Document passage:
┌──
FIG. 3 illustrates ICD control circuitry 300 that receives various signals from the physical components of the CNG filling station and provides control inputs to the various physical components in the CNG filling station in order to effect the physical improved performance of the filling station in light of the improved approaches disclosed in the embodiments herein.

In the presently described embodiments, the ICD control circuitry 300 receives signal inputs from the fuel dispensers, which can include handle lift signals (not illustrated), high bank actuation 312,313,314, and fill pressures (e.g., 3600-3800 psig) determined by the fuel dispenser N/O pressure switch 309,310,311. The ICD control circuitry 300 will also receive inputs from the site controller 502 (or another source—see, e.g., FIG. 5, below) indicating priority panel 201 actions to perform direct fill active/inactive decisions and interprets these inputs to determine when to open and close valves 213,214,215 on the dispenser lines 210,211,212 to control the timing and prioritizing the flow of direct fill gas.

With the ICD gas manifold 200 installed (see FIG. 2), high bank gas can be sourced from the direct high-pressure dispenser line 202 coming from the priority panel 201 and the high-pressure storage bypass or shunt 203 coming from the high bank storage line 204 between the high bank storage vessel 205 and the priority panel 201. This allows gas to be sourced from both high bank storage 205 and directly from the compressor 206 simultaneously.
└──
Instructions to follow: Write out the CNG filling station passage above word for word, starting with "With the ICD" and going on through "compressor 206 simultaneously.".

Extracted information:
┌──
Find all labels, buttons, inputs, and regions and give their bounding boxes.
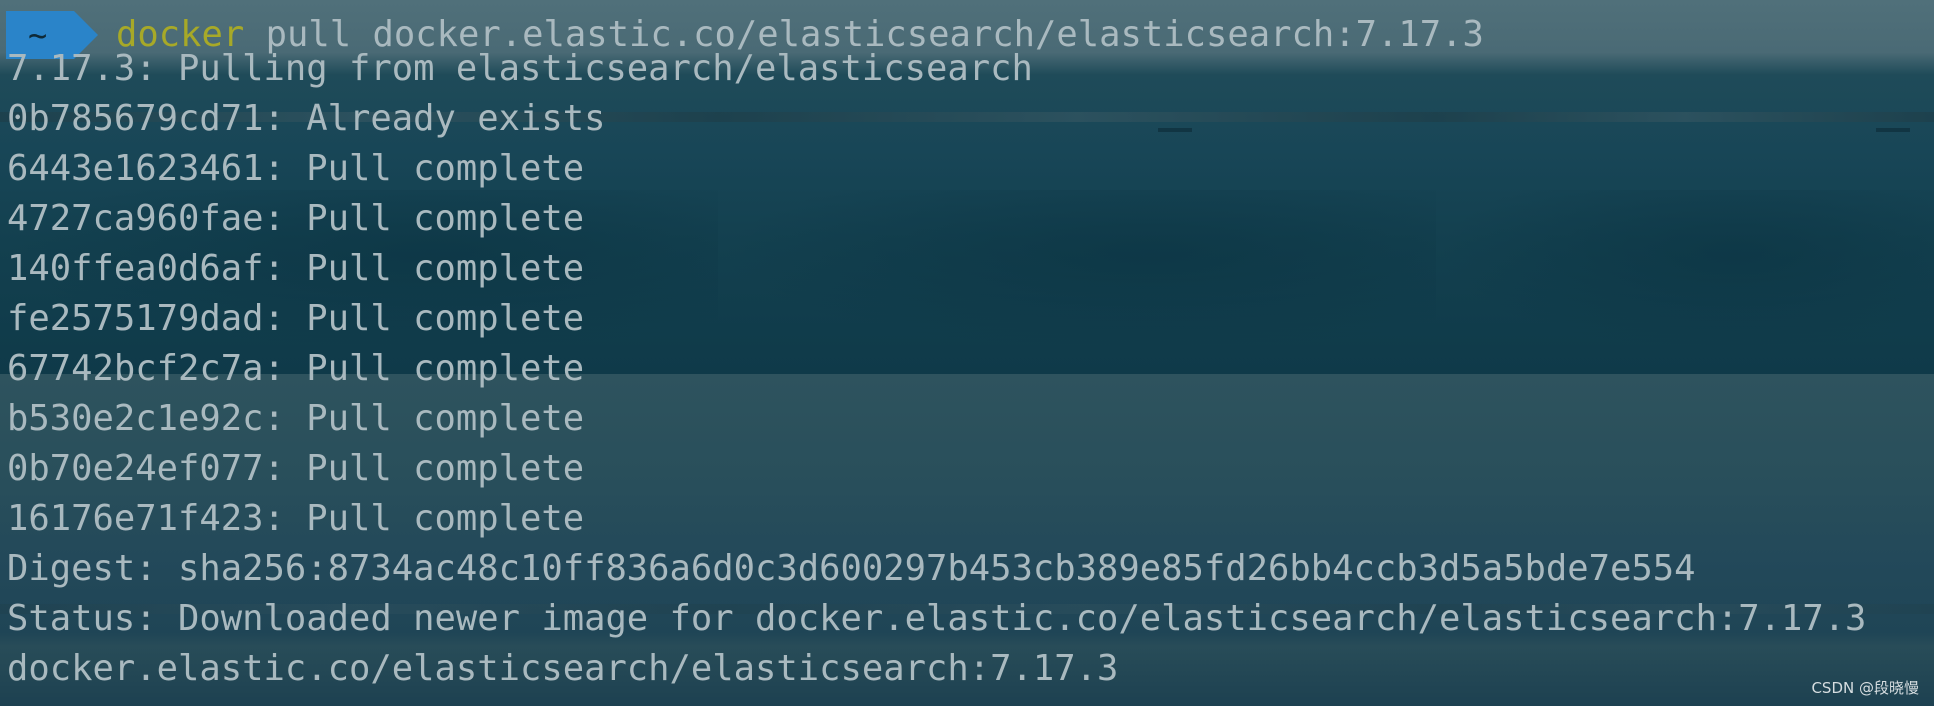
output-line: b530e2c1e92c: Pull complete (7, 398, 585, 439)
output-line: 6443e1623461: Pull complete (7, 148, 585, 189)
output-line: 0b785679cd71: Already exists (7, 98, 606, 139)
output-line: 7.17.3: Pulling from elasticsearch/elast… (7, 48, 1033, 89)
output-line: 16176e71f423: Pull complete (7, 498, 585, 539)
output-line: fe2575179dad: Pull complete (7, 298, 585, 339)
status-line: Status: Downloaded newer image for docke… (7, 598, 1867, 639)
output-line: 140ffea0d6af: Pull complete (7, 248, 585, 289)
terminal-window[interactable]: ~ docker pull docker.elastic.co/elastics… (0, 0, 1934, 706)
output-line: 0b70e24ef077: Pull complete (7, 448, 585, 489)
watermark: CSDN @段晓慢 (1811, 679, 1919, 697)
image-reference-line: docker.elastic.co/elasticsearch/elastics… (7, 648, 1119, 689)
output-line: 67742bcf2c7a: Pull complete (7, 348, 585, 389)
output-line: 4727ca960fae: Pull complete (7, 198, 585, 239)
digest-line: Digest: sha256:8734ac48c10ff836a6d0c3d60… (7, 548, 1696, 589)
└──
Result of the exercise:
With the ICD gas manifold 200 installed (see FIG. 2), high bank gas can be sourced from the direct high-pressure dispenser line 202 coming from the priority panel 201 and the high-pressure storage bypass or shunt 203 coming from the high bank storage line 204 between the high bank storage vessel 205 and the priority panel 201. This allows gas to be sourced from both high bank storage 205 and directly from the compressor 206 simultaneously.